### Materials provided:
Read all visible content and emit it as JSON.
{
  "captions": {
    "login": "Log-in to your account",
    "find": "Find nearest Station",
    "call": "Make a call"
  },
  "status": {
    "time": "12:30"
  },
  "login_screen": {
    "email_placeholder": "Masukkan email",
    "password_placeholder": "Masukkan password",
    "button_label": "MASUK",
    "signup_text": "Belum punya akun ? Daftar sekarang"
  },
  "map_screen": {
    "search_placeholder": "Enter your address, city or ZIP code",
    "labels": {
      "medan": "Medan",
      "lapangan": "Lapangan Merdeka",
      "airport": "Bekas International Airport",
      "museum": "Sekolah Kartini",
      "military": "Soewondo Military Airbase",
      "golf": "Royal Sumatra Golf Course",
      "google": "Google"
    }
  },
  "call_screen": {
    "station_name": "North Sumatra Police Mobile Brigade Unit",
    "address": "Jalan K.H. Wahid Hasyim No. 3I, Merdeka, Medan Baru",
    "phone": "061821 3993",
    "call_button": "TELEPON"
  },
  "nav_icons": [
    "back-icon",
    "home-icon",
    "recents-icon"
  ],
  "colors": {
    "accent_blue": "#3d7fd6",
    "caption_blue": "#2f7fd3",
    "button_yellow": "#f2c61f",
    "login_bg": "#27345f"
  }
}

### The problem:
Give the records above again, word for word.

### Task result:
Read all visible content and emit it as JSON.
{
  "captions": {
    "login": "Log-in to your account",
    "find": "Find nearest Station",
    "call": "Make a call"
  },
  "status": {
    "time": "12:30"
  },
  "login_screen": {
    "email_placeholder": "Masukkan email",
    "password_placeholder": "Masukkan password",
    "button_label": "MASUK",
    "signup_text": "Belum punya akun ? Daftar sekarang"
  },
  "map_screen": {
    "search_placeholder": "Enter your address, city or ZIP code",
    "labels": {
      "medan": "Medan",
      "lapangan": "Lapangan Merdeka",
      "airport": "Bekas International Airport",
      "museum": "Sekolah Kartini",
      "military": "Soewondo Military Airbase",
      "golf": "Royal Sumatra Golf Course",
      "google": "Google"
    }
  },
  "call_screen": {
    "station_name": "North Sumatra Police Mobile Brigade Unit",
    "address": "Jalan K.H. Wahid Hasyim No. 3I, Merdeka, Medan Baru",
    "phone": "061821 3993",
    "call_button": "TELEPON"
  },
  "nav_icons": [
    "back-icon",
    "home-icon",
    "recents-icon"
  ],
  "colors": {
    "accent_blue": "#3d7fd6",
    "caption_blue": "#2f7fd3",
    "button_yellow": "#f2c61f",
    "login_bg": "#27345f"
  }
}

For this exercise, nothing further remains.